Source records
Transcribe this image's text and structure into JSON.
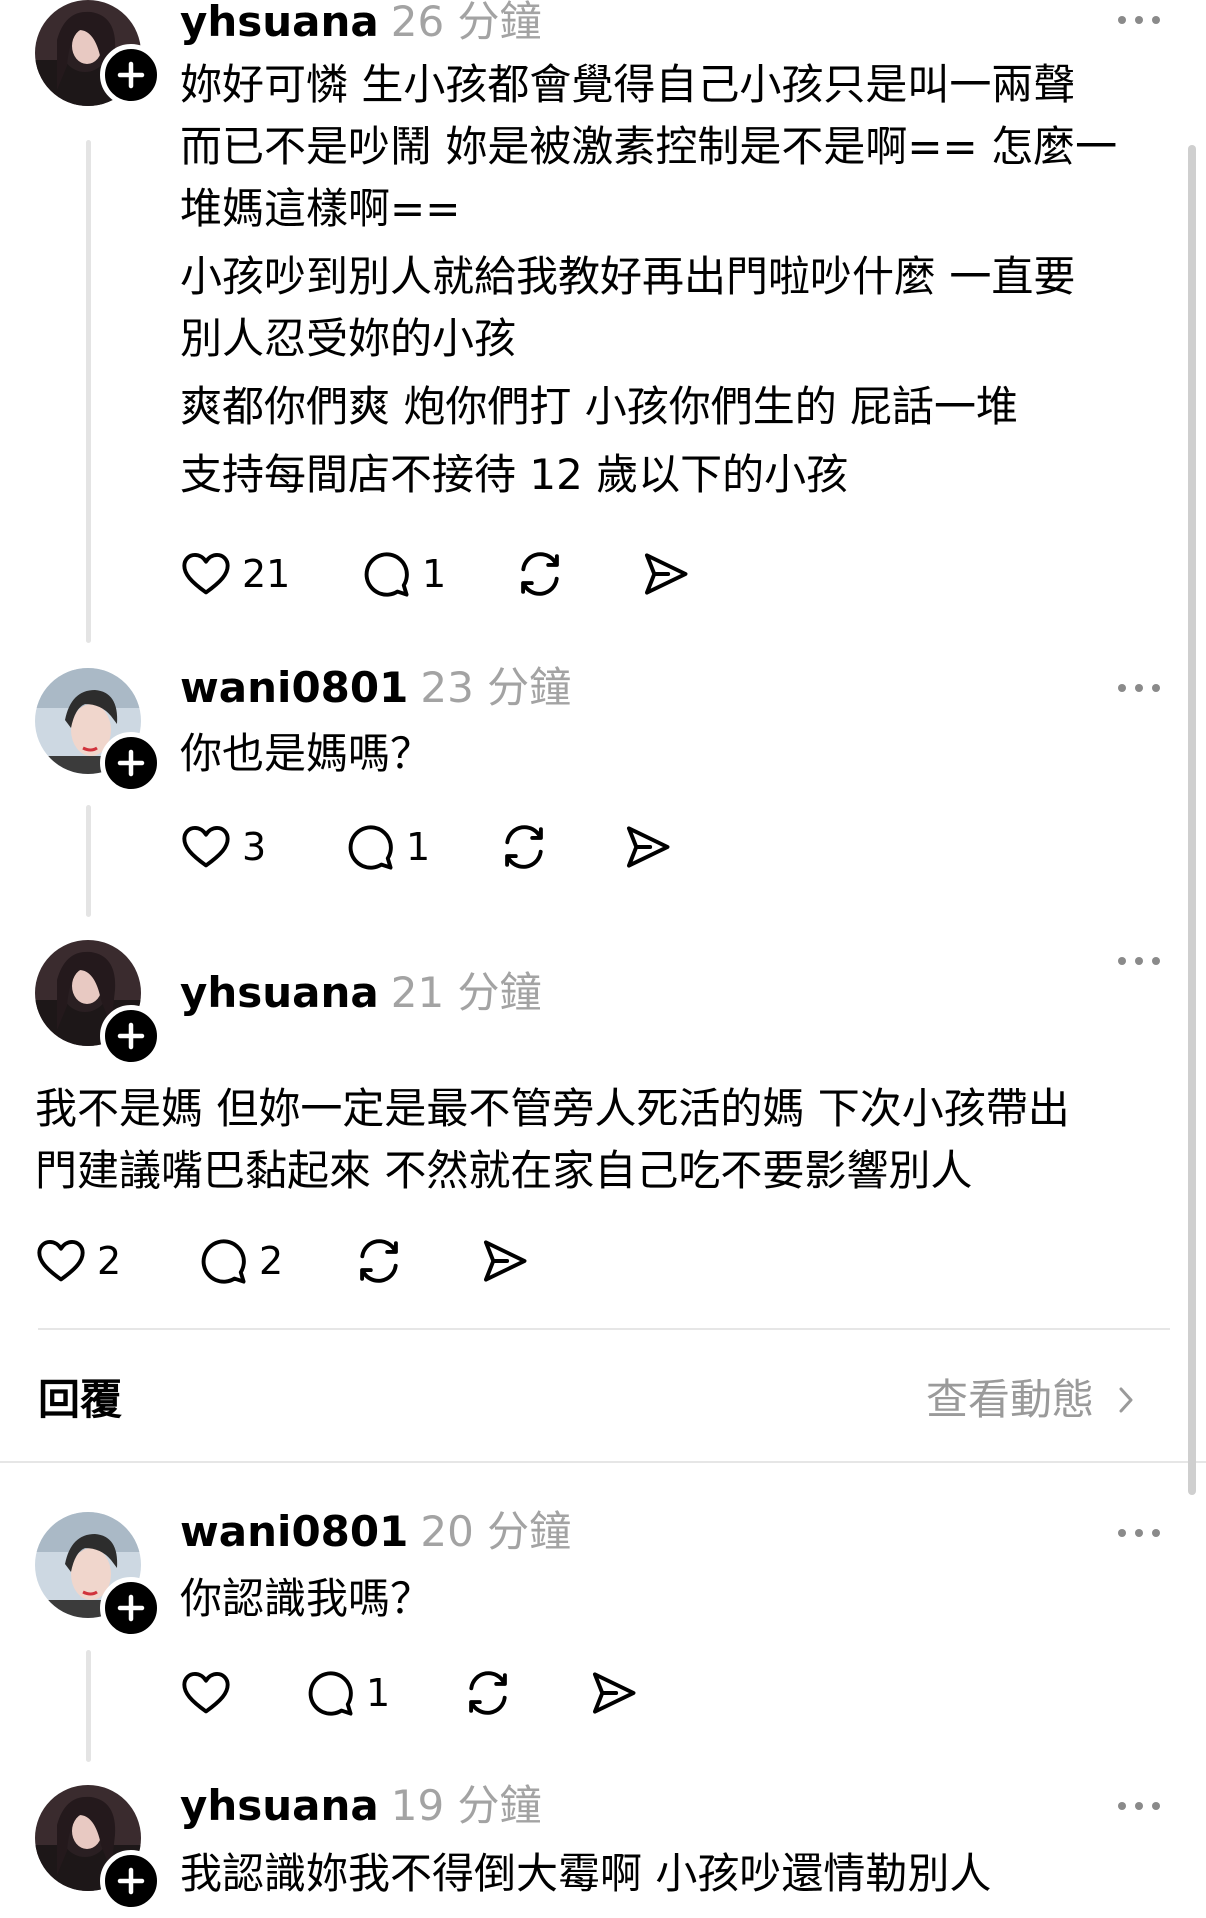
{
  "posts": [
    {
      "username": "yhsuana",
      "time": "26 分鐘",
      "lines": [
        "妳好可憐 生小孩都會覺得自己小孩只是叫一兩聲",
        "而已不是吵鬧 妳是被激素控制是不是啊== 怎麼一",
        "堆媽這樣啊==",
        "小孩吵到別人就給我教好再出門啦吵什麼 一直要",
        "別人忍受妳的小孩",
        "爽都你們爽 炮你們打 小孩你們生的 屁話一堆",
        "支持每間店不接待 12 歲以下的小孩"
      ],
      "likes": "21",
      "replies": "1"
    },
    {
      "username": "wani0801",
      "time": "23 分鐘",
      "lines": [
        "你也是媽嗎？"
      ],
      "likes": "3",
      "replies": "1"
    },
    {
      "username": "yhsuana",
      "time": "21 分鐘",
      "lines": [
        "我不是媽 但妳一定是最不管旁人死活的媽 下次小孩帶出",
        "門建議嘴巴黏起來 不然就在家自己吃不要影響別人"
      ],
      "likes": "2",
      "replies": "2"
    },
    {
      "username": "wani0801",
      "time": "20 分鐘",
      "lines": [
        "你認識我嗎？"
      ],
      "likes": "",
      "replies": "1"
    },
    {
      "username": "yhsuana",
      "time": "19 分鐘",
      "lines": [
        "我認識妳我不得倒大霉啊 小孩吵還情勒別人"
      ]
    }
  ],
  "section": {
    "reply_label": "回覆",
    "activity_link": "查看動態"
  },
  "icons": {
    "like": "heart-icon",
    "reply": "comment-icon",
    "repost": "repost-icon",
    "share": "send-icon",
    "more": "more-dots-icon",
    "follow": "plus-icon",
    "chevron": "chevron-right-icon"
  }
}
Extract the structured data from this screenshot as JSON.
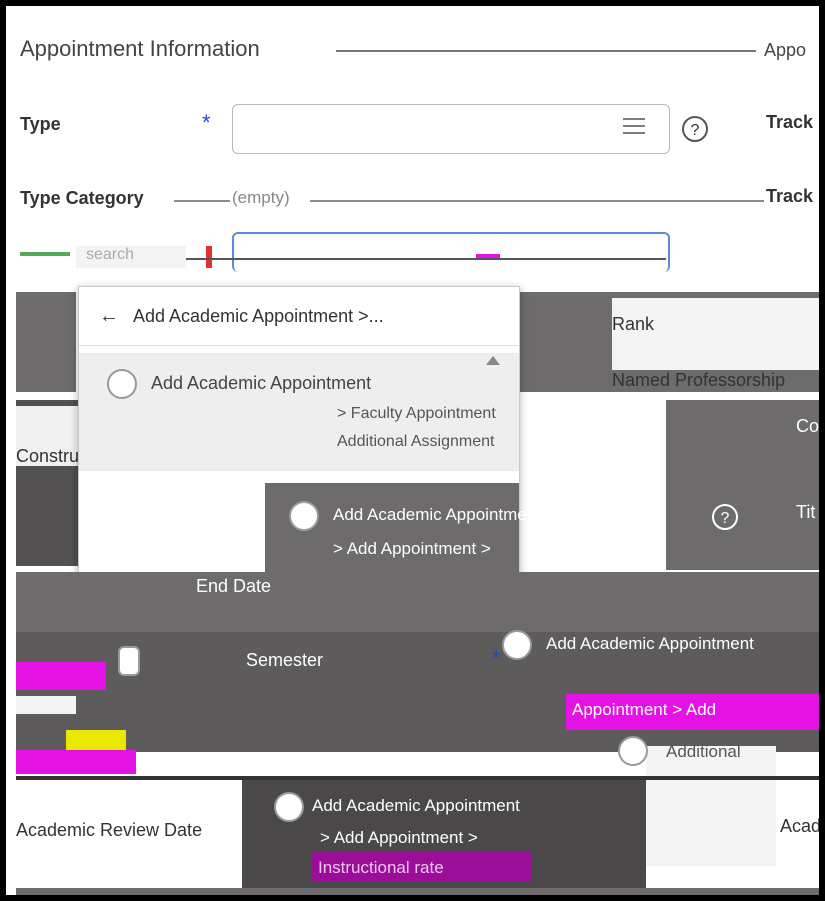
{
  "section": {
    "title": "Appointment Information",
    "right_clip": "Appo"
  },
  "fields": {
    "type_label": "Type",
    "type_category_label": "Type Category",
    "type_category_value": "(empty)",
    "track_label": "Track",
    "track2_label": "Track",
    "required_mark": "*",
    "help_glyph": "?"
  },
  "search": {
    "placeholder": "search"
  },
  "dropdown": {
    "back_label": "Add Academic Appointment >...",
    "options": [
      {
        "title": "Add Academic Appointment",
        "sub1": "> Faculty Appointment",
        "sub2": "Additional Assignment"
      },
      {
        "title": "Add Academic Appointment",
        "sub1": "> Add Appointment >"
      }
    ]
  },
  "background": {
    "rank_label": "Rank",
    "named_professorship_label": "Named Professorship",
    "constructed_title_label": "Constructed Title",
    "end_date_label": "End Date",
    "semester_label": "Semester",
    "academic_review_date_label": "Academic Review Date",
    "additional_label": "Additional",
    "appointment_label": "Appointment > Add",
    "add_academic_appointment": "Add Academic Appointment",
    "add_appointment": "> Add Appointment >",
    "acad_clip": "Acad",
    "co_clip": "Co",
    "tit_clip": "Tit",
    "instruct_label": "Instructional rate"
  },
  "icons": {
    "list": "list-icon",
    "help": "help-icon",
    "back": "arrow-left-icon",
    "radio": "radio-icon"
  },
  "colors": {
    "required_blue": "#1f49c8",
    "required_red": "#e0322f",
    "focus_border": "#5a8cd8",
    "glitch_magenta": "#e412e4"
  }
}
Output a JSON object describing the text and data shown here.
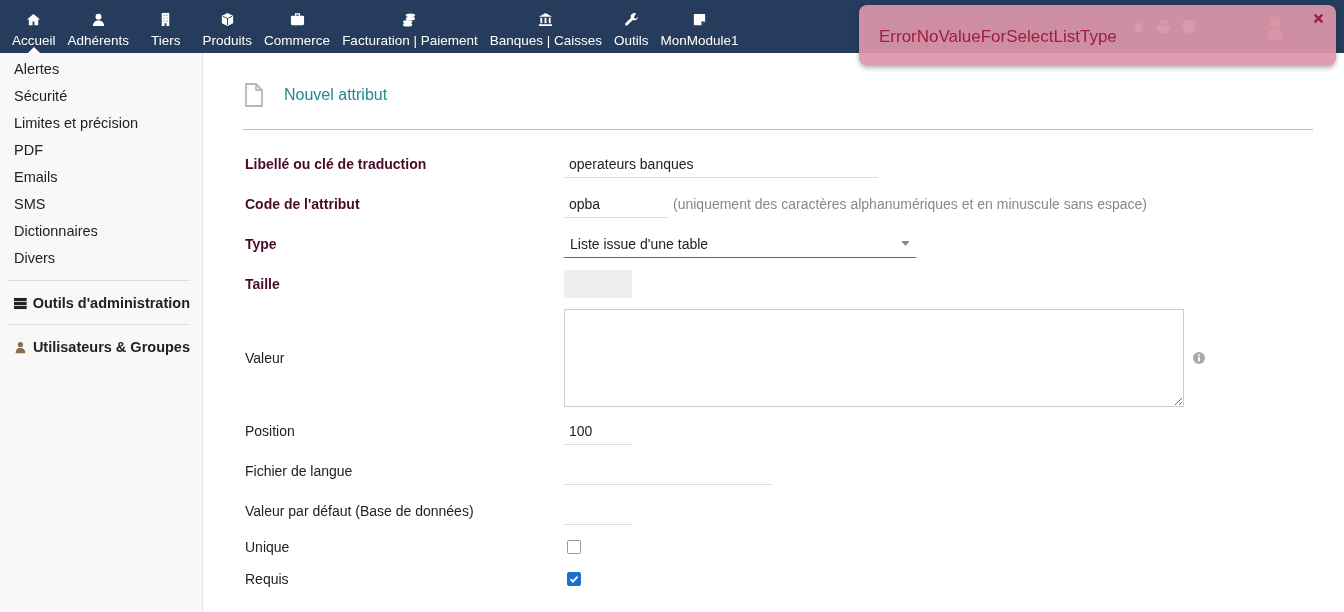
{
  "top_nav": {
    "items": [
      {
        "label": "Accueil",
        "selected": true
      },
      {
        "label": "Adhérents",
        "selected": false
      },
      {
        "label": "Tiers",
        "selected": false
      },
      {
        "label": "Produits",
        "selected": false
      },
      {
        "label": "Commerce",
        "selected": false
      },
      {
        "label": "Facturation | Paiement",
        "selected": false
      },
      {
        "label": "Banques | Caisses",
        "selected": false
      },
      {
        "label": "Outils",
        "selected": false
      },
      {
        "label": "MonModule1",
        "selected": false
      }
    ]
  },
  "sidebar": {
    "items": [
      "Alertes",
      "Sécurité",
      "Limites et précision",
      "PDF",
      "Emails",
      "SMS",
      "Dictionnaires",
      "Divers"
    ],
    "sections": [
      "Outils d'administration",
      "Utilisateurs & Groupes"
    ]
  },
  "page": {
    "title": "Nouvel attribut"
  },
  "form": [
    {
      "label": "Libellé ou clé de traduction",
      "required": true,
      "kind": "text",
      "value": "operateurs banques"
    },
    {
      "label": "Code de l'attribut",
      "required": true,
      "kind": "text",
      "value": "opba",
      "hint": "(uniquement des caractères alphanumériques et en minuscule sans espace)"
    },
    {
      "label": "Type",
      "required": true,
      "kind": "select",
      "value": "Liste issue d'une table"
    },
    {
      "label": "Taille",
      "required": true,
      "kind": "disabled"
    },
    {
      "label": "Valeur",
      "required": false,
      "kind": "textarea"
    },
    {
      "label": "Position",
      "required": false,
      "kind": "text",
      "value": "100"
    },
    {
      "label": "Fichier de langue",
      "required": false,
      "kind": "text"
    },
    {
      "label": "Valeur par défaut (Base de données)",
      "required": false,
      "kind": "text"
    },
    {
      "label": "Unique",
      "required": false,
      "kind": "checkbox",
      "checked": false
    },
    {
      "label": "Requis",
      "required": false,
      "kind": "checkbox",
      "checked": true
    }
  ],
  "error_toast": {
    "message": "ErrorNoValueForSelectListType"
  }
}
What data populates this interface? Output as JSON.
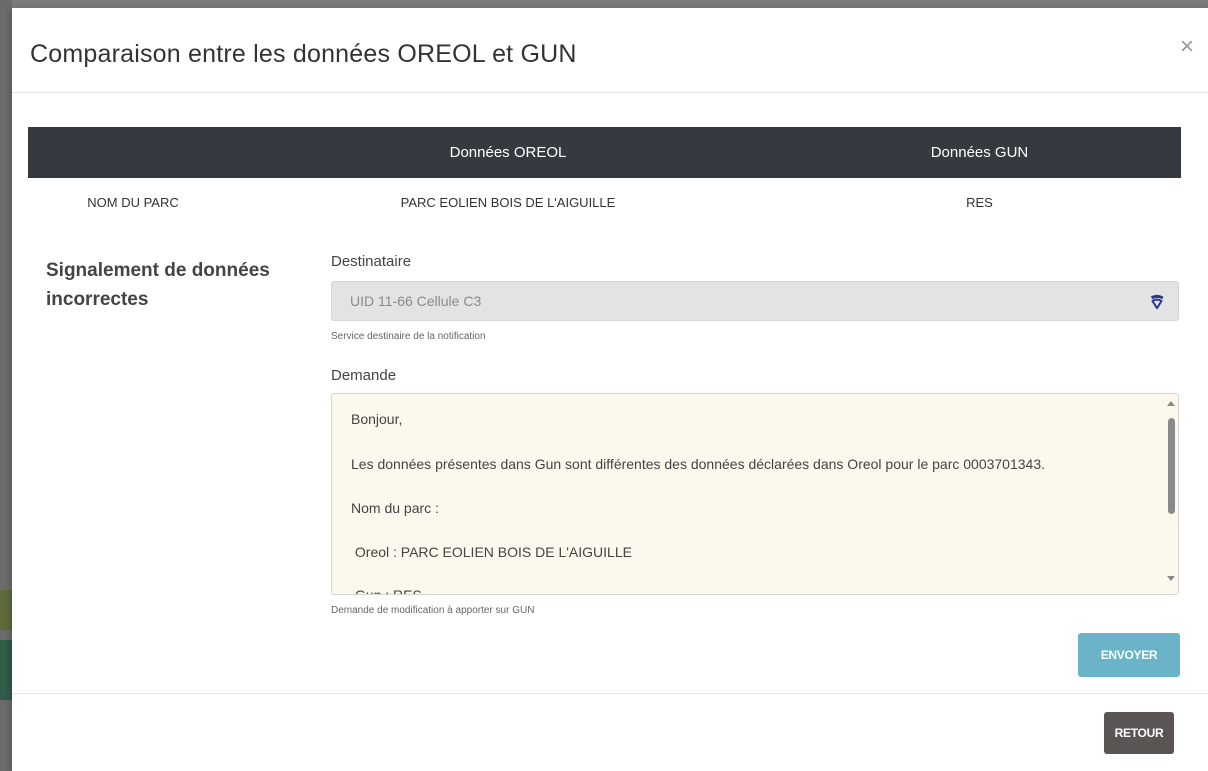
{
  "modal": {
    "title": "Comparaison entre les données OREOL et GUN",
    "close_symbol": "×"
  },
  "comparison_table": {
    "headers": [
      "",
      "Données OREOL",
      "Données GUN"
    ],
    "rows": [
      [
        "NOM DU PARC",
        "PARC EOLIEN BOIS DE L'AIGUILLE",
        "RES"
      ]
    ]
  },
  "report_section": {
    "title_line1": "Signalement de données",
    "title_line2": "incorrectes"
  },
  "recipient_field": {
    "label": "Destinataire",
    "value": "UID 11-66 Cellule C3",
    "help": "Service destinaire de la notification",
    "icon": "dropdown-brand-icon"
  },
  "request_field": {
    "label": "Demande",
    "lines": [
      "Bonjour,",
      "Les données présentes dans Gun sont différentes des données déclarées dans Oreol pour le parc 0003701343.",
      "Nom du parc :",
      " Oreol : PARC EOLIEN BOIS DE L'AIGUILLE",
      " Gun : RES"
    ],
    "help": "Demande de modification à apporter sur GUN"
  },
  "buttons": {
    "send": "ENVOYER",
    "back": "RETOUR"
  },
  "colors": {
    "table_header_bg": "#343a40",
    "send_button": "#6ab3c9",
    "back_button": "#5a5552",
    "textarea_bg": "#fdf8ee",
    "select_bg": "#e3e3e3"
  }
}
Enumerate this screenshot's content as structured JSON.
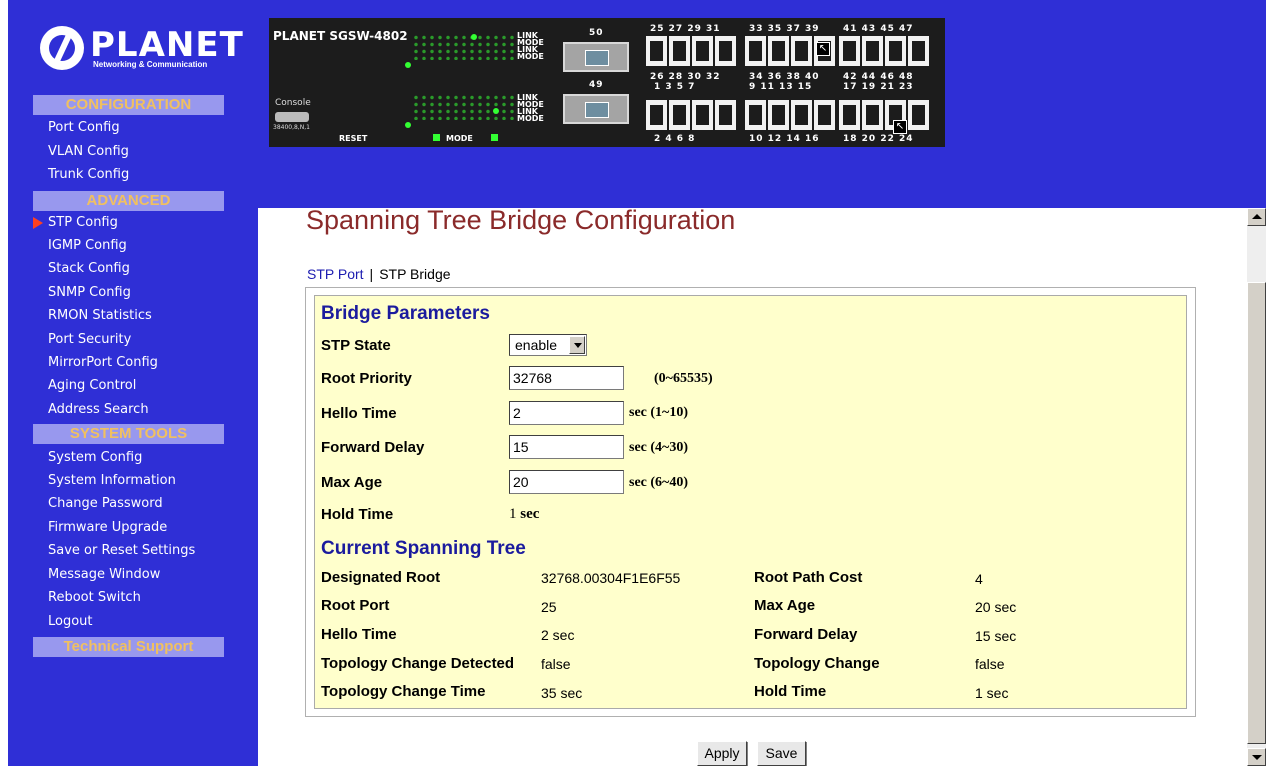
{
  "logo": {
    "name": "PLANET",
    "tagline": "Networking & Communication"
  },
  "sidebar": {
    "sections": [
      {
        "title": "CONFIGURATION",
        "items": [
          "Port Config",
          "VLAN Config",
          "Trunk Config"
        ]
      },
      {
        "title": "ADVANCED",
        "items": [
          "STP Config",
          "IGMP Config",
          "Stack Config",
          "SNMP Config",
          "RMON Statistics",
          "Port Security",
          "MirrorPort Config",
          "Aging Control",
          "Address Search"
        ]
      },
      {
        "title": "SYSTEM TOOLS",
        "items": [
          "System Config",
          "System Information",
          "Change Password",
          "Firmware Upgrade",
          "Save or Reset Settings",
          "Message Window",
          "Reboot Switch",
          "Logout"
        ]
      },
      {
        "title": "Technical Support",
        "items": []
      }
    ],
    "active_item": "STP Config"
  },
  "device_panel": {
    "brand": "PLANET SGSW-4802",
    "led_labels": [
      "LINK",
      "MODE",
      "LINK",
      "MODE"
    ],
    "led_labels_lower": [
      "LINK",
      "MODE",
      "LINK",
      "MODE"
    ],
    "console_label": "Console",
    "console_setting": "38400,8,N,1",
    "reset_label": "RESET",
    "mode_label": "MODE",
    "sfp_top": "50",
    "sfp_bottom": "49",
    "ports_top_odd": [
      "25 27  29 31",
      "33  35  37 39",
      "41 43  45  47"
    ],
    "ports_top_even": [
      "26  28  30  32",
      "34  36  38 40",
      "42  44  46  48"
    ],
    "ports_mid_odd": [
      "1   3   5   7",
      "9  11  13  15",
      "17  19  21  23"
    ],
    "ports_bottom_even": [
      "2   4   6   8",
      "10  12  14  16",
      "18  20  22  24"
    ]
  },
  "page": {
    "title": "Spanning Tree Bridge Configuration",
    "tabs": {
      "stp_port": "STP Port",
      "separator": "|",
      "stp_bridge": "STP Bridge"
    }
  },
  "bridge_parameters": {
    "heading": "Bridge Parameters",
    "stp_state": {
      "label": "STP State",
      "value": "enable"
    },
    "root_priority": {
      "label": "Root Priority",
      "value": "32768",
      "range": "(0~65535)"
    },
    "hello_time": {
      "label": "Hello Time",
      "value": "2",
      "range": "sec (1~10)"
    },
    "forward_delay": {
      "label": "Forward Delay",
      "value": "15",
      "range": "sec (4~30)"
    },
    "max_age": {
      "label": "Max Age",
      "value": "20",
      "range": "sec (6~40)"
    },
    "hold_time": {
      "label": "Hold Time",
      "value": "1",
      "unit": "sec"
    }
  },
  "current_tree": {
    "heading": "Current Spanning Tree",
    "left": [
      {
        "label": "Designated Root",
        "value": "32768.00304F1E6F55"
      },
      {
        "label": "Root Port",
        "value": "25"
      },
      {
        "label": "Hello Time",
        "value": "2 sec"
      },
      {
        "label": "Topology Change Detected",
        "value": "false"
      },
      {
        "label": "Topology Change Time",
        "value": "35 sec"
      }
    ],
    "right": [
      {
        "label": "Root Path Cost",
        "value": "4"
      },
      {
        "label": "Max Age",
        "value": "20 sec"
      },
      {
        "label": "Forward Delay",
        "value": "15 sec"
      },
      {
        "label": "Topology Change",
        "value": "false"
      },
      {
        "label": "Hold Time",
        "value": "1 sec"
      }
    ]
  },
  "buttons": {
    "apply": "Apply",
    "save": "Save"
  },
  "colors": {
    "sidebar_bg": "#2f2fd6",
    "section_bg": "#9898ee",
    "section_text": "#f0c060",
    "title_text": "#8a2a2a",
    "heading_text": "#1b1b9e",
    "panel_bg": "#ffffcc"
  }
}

**Task to carry out:** Scan the material above. Copy each line that holds the word "Appointment".

**Answer to the task:**
    "title": "Appointment Information",
    "back_label": "Add Academic Appointment >...",
        "title": "Add Academic Appointment",
        "sub1": "> Faculty Appointment",
        "title": "Add Academic Appointment",
        "sub1": "> Add Appointment >"
    "appointment_label": "Appointment > Add",
    "add_academic_appointment": "Add Academic Appointment",
    "add_appointment": "> Add Appointment >",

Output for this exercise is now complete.